[Requirement]:
Transcribe, word for word, every line from the one containing "Give me the" through the final line of the records, and omit the pictures.

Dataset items
----

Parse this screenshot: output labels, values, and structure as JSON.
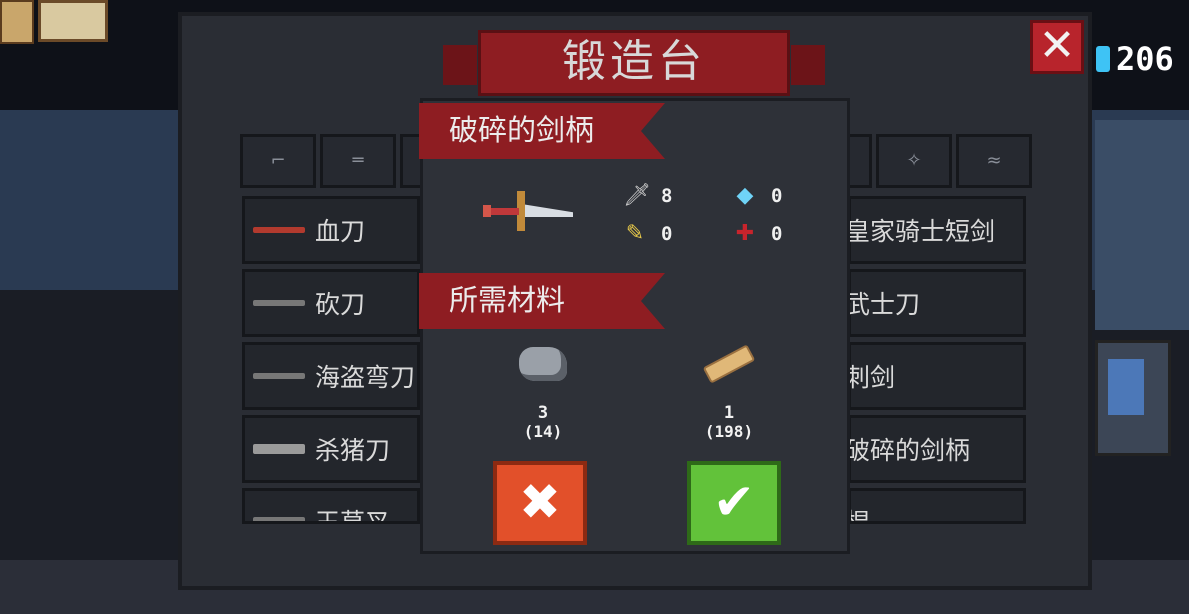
{
  "title": "锻造台",
  "currency": {
    "amount": "206",
    "icon": "gem-icon",
    "color": "#3ec3f5"
  },
  "close_label": "✕",
  "tabs": [
    {
      "icon": "pistol-icon",
      "glyph": "⌐"
    },
    {
      "icon": "rifle-icon",
      "glyph": "═"
    },
    {
      "icon": "shotgun-icon",
      "glyph": "═"
    },
    {
      "icon": "blue-weapon-icon",
      "glyph": "≈"
    },
    {
      "icon": "shuriken-icon",
      "glyph": "✧"
    },
    {
      "icon": "fish-weapon-icon",
      "glyph": "≈"
    }
  ],
  "weapons_left": [
    {
      "label": "血刀",
      "icon": "blood-blade-icon",
      "color": "#b23a2e"
    },
    {
      "label": "砍刀",
      "icon": "machete-icon",
      "color": "#8a8a8a"
    },
    {
      "label": "海盗弯刀",
      "icon": "cutlass-icon",
      "color": "#8a8a8a"
    },
    {
      "label": "杀猪刀",
      "icon": "butcher-knife-icon",
      "color": "#9a9a9a"
    },
    {
      "label": "王草叉",
      "icon": "pitchfork-icon",
      "color": "#8a8a8a"
    }
  ],
  "weapons_right": [
    {
      "label": "皇家骑士短剑"
    },
    {
      "label": "武士刀"
    },
    {
      "label": "刺剑"
    },
    {
      "label": "破碎的剑柄"
    },
    {
      "label": "棍"
    }
  ],
  "detail": {
    "item_name": "破碎的剑柄",
    "materials_heading": "所需材料",
    "stats": [
      {
        "icon": "sword-damage-icon",
        "glyph": "🗡",
        "value": "8",
        "color": "#d0d0d0"
      },
      {
        "icon": "energy-crystal-icon",
        "glyph": "◆",
        "value": "0",
        "color": "#6fd3f7"
      },
      {
        "icon": "crit-icon",
        "glyph": "✎",
        "value": "0",
        "color": "#e6c84a"
      },
      {
        "icon": "accuracy-cross-icon",
        "glyph": "✚",
        "value": "0",
        "color": "#c8242c"
      }
    ],
    "materials": [
      {
        "icon": "iron-ore-icon",
        "required": "3",
        "owned": "(14)"
      },
      {
        "icon": "wood-log-icon",
        "required": "1",
        "owned": "(198)"
      }
    ],
    "cancel_label": "✖",
    "confirm_label": "✔"
  }
}
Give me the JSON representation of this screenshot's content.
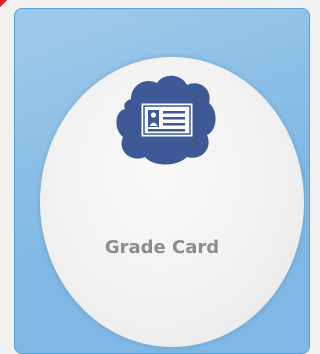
{
  "tile": {
    "label": "Grade Card",
    "icon": "id-card-cloud-icon",
    "colors": {
      "tile_bg": "#7fb8e4",
      "disc_bg": "#f2f2f2",
      "icon_bg": "#3d5a96",
      "label_text": "#8c8c8c",
      "corner_ribbon": "#e02020"
    }
  }
}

----

[Output of the exercise]:
Give me the JSON representation of this screenshot's content.
{
  "tile": {
    "label": "Grade Card",
    "icon": "id-card-cloud-icon",
    "colors": {
      "tile_bg": "#7fb8e4",
      "disc_bg": "#f2f2f2",
      "icon_bg": "#3d5a96",
      "label_text": "#8c8c8c",
      "corner_ribbon": "#e02020"
    }
  }
}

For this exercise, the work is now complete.